◆ EXERCISE AIM ◆
Any picture among the records should be left out, please; retype the rest exactly.

◆ INFORMATION SHOWN ◆

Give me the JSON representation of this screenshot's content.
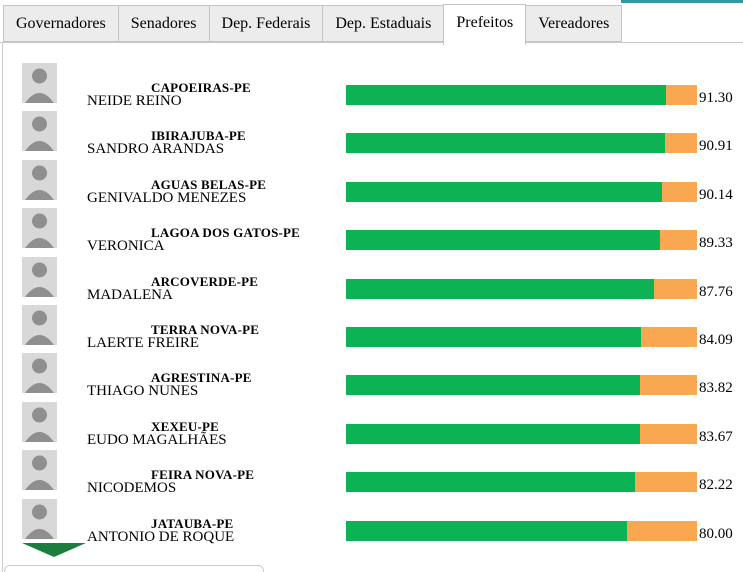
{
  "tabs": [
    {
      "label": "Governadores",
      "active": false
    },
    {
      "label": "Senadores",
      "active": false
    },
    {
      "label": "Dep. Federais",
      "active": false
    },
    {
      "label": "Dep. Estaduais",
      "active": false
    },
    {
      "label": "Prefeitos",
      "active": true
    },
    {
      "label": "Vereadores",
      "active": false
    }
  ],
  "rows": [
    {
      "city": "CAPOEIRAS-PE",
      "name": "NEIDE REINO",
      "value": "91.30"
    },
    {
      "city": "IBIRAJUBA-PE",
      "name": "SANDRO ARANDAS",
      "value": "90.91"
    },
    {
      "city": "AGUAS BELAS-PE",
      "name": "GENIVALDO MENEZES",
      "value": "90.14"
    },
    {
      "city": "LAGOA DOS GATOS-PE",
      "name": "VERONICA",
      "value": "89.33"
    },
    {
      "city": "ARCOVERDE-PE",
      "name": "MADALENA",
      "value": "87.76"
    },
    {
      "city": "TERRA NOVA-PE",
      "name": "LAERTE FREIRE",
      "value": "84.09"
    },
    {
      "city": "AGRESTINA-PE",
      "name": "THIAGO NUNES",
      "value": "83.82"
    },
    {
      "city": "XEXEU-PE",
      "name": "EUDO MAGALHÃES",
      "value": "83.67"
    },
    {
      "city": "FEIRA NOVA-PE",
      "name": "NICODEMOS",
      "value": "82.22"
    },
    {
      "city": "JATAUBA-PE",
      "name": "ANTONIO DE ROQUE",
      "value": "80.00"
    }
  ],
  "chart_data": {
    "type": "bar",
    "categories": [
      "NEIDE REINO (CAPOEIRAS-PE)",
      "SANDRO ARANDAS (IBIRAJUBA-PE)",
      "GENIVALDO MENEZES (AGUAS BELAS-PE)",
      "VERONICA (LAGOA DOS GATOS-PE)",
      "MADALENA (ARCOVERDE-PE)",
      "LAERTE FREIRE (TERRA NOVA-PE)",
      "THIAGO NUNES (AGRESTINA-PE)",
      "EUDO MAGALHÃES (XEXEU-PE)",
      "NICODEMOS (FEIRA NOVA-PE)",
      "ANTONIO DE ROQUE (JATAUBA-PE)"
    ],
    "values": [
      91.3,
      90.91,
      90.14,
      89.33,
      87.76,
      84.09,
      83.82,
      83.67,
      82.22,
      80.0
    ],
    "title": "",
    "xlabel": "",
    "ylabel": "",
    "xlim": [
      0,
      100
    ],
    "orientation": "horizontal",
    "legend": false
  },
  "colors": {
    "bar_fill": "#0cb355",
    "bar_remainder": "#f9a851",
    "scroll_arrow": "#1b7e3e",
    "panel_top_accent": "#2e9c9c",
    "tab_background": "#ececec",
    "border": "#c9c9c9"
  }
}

◆ EXPECTED ANSWER ◆
Give me the JSON representation of this screenshot's content.
{
  "tabs": [
    {
      "label": "Governadores",
      "active": false
    },
    {
      "label": "Senadores",
      "active": false
    },
    {
      "label": "Dep. Federais",
      "active": false
    },
    {
      "label": "Dep. Estaduais",
      "active": false
    },
    {
      "label": "Prefeitos",
      "active": true
    },
    {
      "label": "Vereadores",
      "active": false
    }
  ],
  "rows": [
    {
      "city": "CAPOEIRAS-PE",
      "name": "NEIDE REINO",
      "value": "91.30"
    },
    {
      "city": "IBIRAJUBA-PE",
      "name": "SANDRO ARANDAS",
      "value": "90.91"
    },
    {
      "city": "AGUAS BELAS-PE",
      "name": "GENIVALDO MENEZES",
      "value": "90.14"
    },
    {
      "city": "LAGOA DOS GATOS-PE",
      "name": "VERONICA",
      "value": "89.33"
    },
    {
      "city": "ARCOVERDE-PE",
      "name": "MADALENA",
      "value": "87.76"
    },
    {
      "city": "TERRA NOVA-PE",
      "name": "LAERTE FREIRE",
      "value": "84.09"
    },
    {
      "city": "AGRESTINA-PE",
      "name": "THIAGO NUNES",
      "value": "83.82"
    },
    {
      "city": "XEXEU-PE",
      "name": "EUDO MAGALHÃES",
      "value": "83.67"
    },
    {
      "city": "FEIRA NOVA-PE",
      "name": "NICODEMOS",
      "value": "82.22"
    },
    {
      "city": "JATAUBA-PE",
      "name": "ANTONIO DE ROQUE",
      "value": "80.00"
    }
  ],
  "chart_data": {
    "type": "bar",
    "categories": [
      "NEIDE REINO (CAPOEIRAS-PE)",
      "SANDRO ARANDAS (IBIRAJUBA-PE)",
      "GENIVALDO MENEZES (AGUAS BELAS-PE)",
      "VERONICA (LAGOA DOS GATOS-PE)",
      "MADALENA (ARCOVERDE-PE)",
      "LAERTE FREIRE (TERRA NOVA-PE)",
      "THIAGO NUNES (AGRESTINA-PE)",
      "EUDO MAGALHÃES (XEXEU-PE)",
      "NICODEMOS (FEIRA NOVA-PE)",
      "ANTONIO DE ROQUE (JATAUBA-PE)"
    ],
    "values": [
      91.3,
      90.91,
      90.14,
      89.33,
      87.76,
      84.09,
      83.82,
      83.67,
      82.22,
      80.0
    ],
    "title": "",
    "xlabel": "",
    "ylabel": "",
    "xlim": [
      0,
      100
    ],
    "orientation": "horizontal",
    "legend": false
  },
  "colors": {
    "bar_fill": "#0cb355",
    "bar_remainder": "#f9a851",
    "scroll_arrow": "#1b7e3e",
    "panel_top_accent": "#2e9c9c",
    "tab_background": "#ececec",
    "border": "#c9c9c9"
  }
}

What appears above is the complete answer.